#### SOURCE DATA ####

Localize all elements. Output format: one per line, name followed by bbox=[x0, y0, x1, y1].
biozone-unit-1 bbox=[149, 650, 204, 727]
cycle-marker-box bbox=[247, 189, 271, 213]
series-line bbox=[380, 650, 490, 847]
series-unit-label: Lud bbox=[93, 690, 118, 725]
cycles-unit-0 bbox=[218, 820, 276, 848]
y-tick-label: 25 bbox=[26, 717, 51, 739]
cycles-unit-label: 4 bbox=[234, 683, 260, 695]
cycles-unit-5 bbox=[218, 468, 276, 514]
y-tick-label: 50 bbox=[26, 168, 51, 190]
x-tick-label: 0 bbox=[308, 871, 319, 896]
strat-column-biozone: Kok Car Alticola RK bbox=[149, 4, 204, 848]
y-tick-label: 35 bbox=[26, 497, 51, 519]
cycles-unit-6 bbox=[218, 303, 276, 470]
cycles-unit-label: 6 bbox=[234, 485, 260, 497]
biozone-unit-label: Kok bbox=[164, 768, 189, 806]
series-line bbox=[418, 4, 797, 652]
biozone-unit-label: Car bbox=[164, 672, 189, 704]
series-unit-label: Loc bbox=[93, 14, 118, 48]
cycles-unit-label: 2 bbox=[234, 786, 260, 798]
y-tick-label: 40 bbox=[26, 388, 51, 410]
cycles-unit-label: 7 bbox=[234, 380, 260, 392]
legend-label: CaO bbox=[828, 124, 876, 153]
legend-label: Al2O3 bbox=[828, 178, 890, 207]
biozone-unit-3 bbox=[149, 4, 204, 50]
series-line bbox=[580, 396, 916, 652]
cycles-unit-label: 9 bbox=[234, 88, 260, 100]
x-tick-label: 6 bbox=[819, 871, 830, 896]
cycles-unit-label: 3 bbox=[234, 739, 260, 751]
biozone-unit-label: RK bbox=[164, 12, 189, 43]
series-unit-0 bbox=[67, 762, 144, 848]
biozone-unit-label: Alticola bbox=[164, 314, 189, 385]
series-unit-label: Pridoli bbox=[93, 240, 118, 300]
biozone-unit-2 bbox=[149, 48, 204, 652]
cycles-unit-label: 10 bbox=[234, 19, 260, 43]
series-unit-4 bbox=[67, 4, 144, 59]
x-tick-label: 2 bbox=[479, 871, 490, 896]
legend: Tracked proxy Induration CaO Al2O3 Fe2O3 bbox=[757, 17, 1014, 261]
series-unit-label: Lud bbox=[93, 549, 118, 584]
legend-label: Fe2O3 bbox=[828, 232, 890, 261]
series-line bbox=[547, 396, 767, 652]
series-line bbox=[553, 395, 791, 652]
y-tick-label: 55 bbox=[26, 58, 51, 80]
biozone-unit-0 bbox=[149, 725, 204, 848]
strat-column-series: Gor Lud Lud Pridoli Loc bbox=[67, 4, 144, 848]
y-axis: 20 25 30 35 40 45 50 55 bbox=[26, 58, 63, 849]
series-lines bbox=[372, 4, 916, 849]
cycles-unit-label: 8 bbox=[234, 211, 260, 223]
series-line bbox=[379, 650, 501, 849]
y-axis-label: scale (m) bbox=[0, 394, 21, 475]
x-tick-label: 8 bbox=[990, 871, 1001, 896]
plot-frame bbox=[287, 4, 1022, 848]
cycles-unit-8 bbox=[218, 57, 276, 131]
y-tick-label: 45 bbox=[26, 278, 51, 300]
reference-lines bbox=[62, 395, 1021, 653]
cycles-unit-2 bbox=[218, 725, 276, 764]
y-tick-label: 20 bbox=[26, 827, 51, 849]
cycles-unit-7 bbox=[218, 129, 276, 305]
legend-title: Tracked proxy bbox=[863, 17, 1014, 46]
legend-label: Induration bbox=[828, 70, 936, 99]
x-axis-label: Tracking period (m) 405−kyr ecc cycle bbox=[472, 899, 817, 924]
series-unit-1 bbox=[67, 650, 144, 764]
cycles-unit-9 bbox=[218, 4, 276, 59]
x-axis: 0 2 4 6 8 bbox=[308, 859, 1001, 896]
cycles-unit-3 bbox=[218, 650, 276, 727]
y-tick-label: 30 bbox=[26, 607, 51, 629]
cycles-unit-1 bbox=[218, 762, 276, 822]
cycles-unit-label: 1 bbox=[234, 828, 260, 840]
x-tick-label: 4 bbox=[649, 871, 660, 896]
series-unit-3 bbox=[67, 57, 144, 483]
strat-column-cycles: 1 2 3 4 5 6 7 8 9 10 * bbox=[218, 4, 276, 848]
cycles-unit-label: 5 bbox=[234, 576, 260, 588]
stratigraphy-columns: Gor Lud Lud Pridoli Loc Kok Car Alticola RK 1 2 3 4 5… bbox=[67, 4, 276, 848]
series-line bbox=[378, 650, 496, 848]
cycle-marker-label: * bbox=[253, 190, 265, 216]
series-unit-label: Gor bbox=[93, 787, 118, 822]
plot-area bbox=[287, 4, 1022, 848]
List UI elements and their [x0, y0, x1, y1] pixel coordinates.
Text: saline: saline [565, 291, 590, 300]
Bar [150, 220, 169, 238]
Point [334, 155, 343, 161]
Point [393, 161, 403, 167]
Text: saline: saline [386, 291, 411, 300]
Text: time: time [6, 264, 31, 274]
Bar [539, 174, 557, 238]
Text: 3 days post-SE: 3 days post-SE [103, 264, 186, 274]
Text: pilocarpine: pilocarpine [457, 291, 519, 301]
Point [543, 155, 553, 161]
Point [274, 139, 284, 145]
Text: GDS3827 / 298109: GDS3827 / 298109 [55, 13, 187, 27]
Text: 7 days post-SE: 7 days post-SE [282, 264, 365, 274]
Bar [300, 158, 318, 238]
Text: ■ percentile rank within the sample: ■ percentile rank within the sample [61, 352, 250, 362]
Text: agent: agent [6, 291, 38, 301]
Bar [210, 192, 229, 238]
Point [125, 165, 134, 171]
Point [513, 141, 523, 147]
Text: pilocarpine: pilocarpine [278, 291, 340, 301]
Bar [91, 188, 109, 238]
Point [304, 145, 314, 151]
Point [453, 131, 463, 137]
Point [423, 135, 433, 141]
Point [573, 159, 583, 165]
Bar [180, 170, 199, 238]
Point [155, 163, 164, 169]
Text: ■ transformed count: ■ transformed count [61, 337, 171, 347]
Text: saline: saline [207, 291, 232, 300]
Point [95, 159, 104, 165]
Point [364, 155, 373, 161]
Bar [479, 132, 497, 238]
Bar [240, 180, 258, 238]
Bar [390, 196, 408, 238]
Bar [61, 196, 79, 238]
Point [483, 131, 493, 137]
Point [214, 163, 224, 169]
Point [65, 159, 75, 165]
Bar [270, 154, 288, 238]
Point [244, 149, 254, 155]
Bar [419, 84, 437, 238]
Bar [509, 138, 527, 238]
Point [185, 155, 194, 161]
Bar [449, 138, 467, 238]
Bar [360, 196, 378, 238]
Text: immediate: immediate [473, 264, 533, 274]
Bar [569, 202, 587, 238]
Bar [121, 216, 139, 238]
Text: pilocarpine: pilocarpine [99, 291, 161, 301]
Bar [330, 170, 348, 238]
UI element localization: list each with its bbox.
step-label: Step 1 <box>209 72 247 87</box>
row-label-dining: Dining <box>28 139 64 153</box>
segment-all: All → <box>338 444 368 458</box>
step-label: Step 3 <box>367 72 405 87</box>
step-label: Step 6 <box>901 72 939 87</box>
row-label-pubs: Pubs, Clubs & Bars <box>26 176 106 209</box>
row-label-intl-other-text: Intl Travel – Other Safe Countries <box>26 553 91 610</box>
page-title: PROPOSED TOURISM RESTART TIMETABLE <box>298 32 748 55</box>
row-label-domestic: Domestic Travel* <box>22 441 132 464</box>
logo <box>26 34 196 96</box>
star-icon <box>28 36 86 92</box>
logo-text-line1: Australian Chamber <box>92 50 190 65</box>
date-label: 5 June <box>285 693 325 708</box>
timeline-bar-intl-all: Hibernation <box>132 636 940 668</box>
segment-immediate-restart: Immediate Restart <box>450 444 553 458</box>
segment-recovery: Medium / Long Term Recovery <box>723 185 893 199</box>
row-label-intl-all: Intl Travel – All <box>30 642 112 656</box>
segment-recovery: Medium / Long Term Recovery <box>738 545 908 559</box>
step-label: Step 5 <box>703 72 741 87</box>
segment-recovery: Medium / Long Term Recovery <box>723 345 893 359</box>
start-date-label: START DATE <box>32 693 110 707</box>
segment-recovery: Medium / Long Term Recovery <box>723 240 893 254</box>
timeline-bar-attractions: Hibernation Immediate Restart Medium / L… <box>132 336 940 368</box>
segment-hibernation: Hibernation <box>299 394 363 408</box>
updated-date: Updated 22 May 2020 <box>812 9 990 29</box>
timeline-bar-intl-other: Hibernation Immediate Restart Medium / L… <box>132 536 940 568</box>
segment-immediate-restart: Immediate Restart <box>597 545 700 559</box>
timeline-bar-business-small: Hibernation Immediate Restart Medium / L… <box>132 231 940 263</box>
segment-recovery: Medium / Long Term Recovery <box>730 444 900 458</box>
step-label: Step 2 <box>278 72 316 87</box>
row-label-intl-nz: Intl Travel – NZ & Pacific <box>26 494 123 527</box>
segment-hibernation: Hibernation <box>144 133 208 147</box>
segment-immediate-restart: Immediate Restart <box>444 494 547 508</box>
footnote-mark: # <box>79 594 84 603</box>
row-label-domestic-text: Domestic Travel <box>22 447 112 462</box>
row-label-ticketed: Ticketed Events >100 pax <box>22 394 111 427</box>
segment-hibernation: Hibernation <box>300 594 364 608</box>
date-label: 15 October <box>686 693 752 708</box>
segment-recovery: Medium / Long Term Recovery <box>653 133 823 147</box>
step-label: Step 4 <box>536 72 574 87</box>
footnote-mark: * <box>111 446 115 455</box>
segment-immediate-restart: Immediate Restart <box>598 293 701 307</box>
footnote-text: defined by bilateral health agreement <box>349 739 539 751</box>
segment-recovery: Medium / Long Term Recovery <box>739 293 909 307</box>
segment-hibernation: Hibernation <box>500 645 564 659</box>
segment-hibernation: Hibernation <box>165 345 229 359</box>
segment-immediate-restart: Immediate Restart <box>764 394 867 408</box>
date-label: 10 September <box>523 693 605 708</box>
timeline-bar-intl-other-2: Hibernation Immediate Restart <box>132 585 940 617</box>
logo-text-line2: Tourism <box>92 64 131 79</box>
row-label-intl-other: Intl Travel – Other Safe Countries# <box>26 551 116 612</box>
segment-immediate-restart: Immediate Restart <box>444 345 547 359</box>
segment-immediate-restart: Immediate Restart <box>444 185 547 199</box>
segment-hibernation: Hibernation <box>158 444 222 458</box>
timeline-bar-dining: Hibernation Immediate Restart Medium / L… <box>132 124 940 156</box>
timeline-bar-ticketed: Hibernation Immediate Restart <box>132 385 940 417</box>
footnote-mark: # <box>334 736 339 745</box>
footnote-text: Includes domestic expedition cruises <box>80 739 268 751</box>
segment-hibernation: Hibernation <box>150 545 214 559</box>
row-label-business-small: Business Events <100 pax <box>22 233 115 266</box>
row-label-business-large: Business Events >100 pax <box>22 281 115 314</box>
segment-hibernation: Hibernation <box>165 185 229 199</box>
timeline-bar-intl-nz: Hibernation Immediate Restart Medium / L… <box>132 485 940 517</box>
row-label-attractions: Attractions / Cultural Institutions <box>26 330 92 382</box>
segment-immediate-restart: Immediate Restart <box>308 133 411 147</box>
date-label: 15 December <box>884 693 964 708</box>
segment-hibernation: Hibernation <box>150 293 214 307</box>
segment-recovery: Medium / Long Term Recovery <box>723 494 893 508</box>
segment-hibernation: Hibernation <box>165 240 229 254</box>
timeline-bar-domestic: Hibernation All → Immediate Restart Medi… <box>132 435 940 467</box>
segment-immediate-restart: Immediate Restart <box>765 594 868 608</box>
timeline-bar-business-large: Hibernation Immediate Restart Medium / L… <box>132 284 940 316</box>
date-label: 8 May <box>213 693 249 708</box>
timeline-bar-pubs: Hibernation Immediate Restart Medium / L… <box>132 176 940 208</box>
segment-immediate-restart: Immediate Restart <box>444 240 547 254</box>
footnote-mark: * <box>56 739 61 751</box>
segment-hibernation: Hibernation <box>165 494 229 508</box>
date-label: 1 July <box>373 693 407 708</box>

####

**EXERCISE DETAILS:** Copy the entries word for word, from the first line through the line containing "series-line bbox=[418, 4, 797, 652]", including both of those lines.

**ANSWER FOR THIS EXERCISE:**
Localize all elements. Output format: one per line, name followed by bbox=[x0, y0, x1, y1].
biozone-unit-1 bbox=[149, 650, 204, 727]
cycle-marker-box bbox=[247, 189, 271, 213]
series-line bbox=[380, 650, 490, 847]
series-unit-label: Lud bbox=[93, 690, 118, 725]
cycles-unit-0 bbox=[218, 820, 276, 848]
y-tick-label: 25 bbox=[26, 717, 51, 739]
cycles-unit-label: 4 bbox=[234, 683, 260, 695]
cycles-unit-5 bbox=[218, 468, 276, 514]
y-tick-label: 50 bbox=[26, 168, 51, 190]
x-tick-label: 0 bbox=[308, 871, 319, 896]
strat-column-biozone: Kok Car Alticola RK bbox=[149, 4, 204, 848]
y-tick-label: 35 bbox=[26, 497, 51, 519]
cycles-unit-6 bbox=[218, 303, 276, 470]
cycles-unit-label: 6 bbox=[234, 485, 260, 497]
biozone-unit-label: Kok bbox=[164, 768, 189, 806]
series-line bbox=[418, 4, 797, 652]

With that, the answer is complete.